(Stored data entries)
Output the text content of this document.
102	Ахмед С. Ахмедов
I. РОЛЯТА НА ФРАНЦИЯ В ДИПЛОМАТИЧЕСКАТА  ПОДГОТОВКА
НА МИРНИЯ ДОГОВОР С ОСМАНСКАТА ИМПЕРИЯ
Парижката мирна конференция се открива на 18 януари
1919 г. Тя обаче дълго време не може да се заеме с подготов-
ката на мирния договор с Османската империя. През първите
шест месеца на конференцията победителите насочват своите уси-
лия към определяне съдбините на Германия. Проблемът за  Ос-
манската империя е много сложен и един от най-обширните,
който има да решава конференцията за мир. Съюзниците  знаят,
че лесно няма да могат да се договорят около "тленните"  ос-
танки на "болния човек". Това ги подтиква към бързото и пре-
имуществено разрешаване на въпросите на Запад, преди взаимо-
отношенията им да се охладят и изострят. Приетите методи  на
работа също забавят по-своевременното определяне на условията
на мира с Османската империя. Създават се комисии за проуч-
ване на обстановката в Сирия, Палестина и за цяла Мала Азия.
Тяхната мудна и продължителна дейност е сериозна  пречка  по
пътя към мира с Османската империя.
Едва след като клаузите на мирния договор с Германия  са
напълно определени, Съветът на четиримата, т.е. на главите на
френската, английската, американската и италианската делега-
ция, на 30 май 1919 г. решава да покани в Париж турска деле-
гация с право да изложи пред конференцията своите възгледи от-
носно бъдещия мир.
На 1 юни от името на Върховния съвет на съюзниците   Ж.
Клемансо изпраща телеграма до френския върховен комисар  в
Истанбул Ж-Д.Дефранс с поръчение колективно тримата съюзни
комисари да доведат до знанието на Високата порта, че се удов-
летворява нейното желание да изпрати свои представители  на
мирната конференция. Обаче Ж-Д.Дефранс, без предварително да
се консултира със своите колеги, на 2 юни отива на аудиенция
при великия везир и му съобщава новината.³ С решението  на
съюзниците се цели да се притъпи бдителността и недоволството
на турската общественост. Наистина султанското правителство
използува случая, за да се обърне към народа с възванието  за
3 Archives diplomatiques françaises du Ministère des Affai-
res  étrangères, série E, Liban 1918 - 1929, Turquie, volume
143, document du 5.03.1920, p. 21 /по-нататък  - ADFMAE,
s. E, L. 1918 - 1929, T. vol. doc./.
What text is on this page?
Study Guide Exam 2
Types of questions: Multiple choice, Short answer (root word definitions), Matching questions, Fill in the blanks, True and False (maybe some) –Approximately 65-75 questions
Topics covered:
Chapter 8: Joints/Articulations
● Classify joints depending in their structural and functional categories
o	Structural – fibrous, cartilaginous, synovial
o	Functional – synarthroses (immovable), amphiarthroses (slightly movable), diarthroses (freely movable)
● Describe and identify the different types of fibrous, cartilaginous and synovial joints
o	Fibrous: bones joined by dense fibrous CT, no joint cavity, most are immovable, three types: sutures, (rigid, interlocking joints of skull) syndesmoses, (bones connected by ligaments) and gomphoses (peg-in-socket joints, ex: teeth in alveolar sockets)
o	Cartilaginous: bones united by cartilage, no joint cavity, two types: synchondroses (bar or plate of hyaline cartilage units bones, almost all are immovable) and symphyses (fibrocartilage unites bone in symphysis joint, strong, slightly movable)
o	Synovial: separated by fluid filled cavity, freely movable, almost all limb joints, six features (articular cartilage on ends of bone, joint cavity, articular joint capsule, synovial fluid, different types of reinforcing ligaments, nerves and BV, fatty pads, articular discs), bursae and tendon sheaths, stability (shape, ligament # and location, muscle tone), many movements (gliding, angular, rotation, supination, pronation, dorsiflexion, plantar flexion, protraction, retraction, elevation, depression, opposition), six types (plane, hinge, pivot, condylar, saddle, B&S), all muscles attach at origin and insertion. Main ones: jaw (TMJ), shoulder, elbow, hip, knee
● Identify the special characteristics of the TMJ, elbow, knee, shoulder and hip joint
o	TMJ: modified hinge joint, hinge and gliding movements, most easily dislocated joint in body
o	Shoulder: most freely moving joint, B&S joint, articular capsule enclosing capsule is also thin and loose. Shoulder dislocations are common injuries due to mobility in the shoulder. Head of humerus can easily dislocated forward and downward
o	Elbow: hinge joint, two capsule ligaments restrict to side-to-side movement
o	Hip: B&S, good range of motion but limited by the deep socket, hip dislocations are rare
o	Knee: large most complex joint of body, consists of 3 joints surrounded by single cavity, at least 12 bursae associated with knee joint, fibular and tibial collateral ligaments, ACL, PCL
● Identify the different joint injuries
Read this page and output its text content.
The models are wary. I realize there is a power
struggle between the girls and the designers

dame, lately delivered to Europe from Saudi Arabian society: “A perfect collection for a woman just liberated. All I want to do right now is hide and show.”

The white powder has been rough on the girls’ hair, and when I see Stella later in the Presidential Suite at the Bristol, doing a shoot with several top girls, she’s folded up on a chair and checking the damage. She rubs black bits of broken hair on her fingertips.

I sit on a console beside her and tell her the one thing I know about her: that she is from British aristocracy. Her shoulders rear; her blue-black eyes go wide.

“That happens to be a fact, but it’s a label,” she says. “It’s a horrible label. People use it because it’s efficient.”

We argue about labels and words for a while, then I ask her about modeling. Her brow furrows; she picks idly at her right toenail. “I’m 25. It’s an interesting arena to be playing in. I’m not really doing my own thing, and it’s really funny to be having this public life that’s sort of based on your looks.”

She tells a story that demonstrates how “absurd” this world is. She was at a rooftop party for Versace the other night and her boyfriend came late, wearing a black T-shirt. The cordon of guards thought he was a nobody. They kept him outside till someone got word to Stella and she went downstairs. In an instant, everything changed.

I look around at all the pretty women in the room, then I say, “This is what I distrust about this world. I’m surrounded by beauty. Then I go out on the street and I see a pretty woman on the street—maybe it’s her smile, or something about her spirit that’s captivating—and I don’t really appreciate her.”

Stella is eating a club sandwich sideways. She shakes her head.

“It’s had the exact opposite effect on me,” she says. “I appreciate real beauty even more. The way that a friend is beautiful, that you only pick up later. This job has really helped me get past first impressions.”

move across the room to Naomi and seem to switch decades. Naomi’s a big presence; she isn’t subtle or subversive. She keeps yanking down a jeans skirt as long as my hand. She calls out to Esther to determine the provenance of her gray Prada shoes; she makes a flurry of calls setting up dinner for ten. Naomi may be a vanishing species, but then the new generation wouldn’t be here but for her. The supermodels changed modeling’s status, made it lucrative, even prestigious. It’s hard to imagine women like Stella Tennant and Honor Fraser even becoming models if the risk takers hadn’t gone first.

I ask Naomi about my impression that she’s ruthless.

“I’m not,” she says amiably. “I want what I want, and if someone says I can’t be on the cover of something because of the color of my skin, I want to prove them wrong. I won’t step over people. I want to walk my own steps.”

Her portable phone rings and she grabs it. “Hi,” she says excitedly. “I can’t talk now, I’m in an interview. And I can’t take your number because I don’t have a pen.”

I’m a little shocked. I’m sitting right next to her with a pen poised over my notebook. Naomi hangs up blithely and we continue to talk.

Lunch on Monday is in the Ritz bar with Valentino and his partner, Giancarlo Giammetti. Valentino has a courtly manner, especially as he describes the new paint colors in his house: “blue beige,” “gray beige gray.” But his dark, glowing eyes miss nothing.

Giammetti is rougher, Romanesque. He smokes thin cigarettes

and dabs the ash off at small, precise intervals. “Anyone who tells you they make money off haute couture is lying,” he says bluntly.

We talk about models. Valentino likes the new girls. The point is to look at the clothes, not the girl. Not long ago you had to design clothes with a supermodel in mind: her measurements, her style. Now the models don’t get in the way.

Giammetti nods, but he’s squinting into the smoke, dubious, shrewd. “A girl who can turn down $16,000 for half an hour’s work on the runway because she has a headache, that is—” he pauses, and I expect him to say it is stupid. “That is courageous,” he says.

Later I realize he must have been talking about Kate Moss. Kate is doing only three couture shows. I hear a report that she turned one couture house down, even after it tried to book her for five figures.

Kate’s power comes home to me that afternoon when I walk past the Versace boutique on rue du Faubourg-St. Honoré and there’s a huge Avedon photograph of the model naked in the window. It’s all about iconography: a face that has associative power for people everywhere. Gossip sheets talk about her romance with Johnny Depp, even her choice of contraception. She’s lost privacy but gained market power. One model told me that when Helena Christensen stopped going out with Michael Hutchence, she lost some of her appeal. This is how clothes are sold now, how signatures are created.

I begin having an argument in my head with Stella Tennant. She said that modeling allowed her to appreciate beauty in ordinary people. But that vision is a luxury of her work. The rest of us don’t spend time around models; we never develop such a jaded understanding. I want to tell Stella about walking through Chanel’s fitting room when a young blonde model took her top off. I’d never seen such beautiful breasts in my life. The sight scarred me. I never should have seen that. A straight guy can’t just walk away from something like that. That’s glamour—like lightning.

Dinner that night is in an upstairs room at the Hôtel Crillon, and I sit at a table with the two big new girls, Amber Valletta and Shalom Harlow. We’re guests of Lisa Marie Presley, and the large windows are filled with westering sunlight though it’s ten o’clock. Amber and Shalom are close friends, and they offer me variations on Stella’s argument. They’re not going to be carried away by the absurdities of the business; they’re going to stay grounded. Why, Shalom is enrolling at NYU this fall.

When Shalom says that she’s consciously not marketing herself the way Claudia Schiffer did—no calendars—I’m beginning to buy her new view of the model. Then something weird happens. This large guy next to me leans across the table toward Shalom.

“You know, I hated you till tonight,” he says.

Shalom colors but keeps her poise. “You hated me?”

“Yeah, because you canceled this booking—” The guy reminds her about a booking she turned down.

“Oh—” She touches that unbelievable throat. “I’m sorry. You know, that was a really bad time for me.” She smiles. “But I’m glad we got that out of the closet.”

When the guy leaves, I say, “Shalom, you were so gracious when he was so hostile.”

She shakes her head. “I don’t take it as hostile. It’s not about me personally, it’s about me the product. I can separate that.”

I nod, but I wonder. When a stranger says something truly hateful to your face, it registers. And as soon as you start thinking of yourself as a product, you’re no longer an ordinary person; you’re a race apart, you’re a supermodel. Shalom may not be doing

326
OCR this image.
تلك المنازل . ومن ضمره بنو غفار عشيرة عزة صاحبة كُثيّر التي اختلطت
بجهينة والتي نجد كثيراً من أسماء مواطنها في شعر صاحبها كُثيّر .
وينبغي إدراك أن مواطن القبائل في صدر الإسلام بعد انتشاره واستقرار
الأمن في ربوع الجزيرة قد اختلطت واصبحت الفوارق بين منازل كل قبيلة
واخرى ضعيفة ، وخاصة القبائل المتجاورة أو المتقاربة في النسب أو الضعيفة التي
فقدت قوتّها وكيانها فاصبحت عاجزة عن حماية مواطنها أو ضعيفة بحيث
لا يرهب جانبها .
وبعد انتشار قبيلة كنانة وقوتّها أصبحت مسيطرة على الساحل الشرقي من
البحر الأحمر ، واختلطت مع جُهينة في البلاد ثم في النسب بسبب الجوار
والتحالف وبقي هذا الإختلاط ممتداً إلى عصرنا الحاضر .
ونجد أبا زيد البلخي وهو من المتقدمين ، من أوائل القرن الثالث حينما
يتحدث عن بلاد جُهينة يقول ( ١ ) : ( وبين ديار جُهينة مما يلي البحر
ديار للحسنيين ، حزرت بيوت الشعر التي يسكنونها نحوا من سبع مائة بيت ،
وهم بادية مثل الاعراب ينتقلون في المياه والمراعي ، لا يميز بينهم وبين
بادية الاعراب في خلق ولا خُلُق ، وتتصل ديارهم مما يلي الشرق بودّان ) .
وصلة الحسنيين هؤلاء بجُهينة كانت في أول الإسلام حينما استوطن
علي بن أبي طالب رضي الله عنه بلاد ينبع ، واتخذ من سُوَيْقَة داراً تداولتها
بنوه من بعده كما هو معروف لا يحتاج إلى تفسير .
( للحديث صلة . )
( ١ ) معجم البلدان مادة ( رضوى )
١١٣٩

# [Exercise]
Across the preceding material, how many lines contain the word "البحر"? State the number alone.

# [Exercise answer]
2